Find each line that has the string "label" and give the total, with nothing else.

**Provided records**:
☆ ☆ ☆ ☆
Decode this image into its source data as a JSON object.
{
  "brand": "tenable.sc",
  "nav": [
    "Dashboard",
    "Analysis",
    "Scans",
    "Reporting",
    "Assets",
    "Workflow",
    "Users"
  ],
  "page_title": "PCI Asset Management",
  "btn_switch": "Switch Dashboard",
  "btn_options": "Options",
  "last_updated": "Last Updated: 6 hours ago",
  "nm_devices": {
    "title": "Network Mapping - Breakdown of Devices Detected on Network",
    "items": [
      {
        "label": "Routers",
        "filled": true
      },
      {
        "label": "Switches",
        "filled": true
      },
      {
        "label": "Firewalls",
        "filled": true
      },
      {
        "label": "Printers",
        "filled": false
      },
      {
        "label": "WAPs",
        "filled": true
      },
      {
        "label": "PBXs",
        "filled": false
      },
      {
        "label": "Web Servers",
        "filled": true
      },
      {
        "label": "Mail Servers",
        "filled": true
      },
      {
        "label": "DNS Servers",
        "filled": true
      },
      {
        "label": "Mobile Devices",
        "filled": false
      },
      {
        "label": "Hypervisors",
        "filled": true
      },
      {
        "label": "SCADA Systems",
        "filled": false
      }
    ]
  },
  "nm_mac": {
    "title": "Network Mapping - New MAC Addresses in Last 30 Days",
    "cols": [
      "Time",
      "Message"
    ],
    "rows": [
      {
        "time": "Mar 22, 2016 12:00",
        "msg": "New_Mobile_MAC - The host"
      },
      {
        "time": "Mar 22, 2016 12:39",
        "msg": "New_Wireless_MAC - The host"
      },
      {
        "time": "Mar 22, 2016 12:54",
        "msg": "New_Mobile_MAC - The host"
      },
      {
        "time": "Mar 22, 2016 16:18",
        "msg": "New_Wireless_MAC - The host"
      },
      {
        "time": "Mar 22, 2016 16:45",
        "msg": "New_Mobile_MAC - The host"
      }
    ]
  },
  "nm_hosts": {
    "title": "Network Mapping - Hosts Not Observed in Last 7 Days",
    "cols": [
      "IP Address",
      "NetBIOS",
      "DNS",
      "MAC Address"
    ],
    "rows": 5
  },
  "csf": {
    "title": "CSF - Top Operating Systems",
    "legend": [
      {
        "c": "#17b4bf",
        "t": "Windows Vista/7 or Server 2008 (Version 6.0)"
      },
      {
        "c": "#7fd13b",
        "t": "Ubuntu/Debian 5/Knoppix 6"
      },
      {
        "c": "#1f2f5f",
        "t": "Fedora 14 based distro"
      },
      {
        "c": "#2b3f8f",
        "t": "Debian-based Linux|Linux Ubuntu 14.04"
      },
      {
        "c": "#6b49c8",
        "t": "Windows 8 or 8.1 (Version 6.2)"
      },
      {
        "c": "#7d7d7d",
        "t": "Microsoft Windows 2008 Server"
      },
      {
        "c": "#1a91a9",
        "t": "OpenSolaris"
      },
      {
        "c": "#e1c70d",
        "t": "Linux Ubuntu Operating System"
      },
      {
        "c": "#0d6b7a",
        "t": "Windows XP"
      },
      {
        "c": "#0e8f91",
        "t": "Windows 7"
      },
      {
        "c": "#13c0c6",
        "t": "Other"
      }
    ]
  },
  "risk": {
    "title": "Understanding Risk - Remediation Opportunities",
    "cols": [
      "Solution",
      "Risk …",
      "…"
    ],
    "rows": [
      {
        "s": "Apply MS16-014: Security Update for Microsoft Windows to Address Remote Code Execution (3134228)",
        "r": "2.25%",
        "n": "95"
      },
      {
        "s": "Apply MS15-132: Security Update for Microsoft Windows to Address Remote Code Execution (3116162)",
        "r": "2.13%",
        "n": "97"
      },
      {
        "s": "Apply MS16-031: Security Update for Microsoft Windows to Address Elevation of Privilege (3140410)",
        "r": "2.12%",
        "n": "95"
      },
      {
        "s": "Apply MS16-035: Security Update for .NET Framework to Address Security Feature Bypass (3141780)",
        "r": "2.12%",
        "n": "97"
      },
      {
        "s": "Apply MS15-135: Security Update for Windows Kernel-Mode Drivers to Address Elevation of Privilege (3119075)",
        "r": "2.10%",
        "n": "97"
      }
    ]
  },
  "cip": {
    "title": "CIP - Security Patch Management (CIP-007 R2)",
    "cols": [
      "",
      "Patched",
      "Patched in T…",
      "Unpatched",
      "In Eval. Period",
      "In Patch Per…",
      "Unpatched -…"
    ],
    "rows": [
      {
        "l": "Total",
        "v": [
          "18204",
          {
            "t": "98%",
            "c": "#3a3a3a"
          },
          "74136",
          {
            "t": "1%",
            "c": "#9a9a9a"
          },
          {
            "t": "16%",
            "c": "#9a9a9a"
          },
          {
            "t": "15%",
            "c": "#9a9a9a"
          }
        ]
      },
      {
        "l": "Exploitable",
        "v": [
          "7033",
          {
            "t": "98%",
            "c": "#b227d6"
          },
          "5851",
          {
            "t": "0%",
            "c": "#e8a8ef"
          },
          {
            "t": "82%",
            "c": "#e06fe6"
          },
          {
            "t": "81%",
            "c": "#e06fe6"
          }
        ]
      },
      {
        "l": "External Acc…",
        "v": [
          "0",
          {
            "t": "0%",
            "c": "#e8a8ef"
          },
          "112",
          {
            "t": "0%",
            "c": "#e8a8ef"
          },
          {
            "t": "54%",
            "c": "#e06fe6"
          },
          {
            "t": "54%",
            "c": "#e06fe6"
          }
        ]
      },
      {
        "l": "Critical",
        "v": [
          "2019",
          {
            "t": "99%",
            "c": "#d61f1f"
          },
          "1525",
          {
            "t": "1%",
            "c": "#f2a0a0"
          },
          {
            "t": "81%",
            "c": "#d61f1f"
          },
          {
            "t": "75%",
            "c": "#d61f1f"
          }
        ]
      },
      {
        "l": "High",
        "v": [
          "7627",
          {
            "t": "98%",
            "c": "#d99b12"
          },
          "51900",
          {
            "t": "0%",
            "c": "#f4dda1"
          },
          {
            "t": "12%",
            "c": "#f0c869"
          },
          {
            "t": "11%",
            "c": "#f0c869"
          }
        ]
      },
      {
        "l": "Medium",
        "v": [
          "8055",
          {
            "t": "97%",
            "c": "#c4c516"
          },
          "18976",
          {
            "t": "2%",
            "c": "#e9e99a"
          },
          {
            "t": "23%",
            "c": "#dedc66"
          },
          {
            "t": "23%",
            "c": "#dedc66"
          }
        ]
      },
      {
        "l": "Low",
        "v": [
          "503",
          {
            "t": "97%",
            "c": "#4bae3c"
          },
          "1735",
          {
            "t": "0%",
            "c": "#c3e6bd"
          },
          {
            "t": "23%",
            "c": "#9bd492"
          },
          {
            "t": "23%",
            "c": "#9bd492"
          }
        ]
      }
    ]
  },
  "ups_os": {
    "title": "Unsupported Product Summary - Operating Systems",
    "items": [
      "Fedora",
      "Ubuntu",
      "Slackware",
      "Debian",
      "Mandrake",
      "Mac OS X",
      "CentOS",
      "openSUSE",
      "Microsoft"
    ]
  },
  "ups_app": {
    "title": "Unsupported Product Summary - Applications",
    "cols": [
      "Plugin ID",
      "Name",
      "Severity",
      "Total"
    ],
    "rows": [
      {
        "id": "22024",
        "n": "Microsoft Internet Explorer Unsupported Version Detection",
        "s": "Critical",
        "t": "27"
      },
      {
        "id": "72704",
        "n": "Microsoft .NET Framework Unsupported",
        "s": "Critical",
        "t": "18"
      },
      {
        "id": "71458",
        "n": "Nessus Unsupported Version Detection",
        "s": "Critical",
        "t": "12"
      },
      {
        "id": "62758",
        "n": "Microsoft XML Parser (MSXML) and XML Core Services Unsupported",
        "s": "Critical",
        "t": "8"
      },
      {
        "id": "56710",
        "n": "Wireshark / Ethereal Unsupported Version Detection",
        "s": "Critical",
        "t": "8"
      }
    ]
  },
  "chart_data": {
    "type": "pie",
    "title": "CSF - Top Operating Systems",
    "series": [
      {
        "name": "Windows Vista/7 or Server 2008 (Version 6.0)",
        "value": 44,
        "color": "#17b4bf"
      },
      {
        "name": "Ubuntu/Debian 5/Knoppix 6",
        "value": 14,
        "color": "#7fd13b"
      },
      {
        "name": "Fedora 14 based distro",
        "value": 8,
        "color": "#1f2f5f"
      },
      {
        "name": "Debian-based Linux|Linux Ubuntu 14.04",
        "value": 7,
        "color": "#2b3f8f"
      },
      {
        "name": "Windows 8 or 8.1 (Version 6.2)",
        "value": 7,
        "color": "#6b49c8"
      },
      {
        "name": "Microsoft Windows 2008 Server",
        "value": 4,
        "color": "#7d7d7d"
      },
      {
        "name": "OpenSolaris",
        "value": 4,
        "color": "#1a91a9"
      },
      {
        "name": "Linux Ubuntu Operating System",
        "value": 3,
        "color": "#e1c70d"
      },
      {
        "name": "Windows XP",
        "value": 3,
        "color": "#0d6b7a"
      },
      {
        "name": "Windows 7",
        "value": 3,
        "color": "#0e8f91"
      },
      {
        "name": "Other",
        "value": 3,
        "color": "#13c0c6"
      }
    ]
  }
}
☆ ☆ ☆ ☆
**Task solution**: 12